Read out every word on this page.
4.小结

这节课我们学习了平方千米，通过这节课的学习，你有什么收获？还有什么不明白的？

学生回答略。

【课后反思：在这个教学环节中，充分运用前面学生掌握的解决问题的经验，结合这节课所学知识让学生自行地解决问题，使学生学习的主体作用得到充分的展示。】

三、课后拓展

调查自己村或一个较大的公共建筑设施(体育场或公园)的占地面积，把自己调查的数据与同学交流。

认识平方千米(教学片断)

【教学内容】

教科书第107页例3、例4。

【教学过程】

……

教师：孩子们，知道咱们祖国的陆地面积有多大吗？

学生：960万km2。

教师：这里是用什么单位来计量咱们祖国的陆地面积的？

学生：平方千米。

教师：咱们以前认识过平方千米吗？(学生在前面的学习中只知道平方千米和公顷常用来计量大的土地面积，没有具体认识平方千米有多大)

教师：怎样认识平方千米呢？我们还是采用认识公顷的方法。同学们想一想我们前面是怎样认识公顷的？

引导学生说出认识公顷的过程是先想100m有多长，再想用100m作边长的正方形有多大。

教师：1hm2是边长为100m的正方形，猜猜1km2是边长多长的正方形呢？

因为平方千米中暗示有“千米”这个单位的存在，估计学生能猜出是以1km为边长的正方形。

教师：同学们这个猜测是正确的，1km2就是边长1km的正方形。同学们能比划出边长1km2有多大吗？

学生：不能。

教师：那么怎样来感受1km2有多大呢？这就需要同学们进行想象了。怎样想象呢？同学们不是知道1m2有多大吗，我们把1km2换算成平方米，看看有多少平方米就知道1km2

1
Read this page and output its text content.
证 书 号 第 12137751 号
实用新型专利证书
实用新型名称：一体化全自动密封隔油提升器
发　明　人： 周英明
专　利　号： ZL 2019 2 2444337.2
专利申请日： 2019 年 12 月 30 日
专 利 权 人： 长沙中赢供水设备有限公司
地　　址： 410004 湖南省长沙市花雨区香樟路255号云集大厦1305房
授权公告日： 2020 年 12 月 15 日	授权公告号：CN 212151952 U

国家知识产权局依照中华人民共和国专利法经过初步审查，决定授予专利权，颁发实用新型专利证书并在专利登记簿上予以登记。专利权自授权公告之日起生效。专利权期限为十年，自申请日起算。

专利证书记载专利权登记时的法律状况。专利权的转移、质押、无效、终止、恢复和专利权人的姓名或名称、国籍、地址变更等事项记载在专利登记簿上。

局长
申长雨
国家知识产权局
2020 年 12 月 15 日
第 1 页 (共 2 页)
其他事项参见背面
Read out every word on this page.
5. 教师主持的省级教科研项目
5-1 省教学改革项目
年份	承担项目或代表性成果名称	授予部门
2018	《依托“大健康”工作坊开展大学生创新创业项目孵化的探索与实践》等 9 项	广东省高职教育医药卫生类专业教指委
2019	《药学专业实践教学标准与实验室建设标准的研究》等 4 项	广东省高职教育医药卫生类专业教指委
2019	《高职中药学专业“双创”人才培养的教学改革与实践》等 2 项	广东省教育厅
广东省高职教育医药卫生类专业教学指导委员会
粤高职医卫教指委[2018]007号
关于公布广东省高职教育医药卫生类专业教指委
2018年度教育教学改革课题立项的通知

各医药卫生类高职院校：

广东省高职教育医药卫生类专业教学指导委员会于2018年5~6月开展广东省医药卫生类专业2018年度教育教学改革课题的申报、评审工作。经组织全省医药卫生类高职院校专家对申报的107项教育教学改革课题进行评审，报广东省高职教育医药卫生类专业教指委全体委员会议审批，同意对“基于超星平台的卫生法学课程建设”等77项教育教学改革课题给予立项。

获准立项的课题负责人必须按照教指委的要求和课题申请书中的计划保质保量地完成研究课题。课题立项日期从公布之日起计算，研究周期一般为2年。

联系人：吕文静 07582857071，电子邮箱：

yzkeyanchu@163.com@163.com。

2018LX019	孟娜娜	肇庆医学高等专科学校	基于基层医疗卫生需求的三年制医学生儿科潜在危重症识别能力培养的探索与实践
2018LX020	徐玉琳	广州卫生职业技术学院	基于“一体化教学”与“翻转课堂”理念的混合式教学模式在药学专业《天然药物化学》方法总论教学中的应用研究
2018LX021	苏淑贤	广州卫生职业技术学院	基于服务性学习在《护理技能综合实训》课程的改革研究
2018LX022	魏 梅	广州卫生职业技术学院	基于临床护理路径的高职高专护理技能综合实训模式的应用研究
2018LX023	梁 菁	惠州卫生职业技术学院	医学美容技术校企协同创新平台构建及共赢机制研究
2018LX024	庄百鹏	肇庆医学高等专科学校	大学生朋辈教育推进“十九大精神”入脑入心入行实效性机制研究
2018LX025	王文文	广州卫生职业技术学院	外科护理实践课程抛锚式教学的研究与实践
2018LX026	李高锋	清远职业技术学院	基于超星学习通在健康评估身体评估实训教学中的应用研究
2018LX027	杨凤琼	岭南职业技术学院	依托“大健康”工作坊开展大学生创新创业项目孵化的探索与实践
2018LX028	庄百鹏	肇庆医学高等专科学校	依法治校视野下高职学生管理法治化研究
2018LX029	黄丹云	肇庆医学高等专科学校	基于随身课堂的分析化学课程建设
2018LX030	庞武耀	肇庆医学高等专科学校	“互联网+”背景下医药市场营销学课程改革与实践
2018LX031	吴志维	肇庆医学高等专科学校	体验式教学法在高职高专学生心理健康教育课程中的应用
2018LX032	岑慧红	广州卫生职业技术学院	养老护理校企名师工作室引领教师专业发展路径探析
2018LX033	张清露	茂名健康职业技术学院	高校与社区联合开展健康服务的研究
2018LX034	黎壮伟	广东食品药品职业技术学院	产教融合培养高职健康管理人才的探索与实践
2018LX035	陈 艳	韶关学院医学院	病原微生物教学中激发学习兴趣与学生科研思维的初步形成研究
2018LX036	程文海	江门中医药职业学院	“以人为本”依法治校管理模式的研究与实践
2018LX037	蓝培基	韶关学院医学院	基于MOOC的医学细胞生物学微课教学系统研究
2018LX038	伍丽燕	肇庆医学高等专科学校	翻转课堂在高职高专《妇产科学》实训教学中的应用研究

^^^^^^^^

SET TASK>
Pull every line containing the word "肇庆医学高等专科学校" out of the material.

EXERCISE RESPONSE>
2018LX019	孟娜娜	肇庆医学高等专科学校	基于基层医疗卫生需求的三年制医学生儿科潜在危重症识别能力培养的探索与实践
2018LX024	庄百鹏	肇庆医学高等专科学校	大学生朋辈教育推进“十九大精神”入脑入心入行实效性机制研究
2018LX028	庄百鹏	肇庆医学高等专科学校	依法治校视野下高职学生管理法治化研究
2018LX029	黄丹云	肇庆医学高等专科学校	基于随身课堂的分析化学课程建设
2018LX030	庞武耀	肇庆医学高等专科学校	“互联网+”背景下医药市场营销学课程改革与实践
2018LX031	吴志维	肇庆医学高等专科学校	体验式教学法在高职高专学生心理健康教育课程中的应用
2018LX038	伍丽燕	肇庆医学高等专科学校	翻转课堂在高职高专《妇产科学》实训教学中的应用研究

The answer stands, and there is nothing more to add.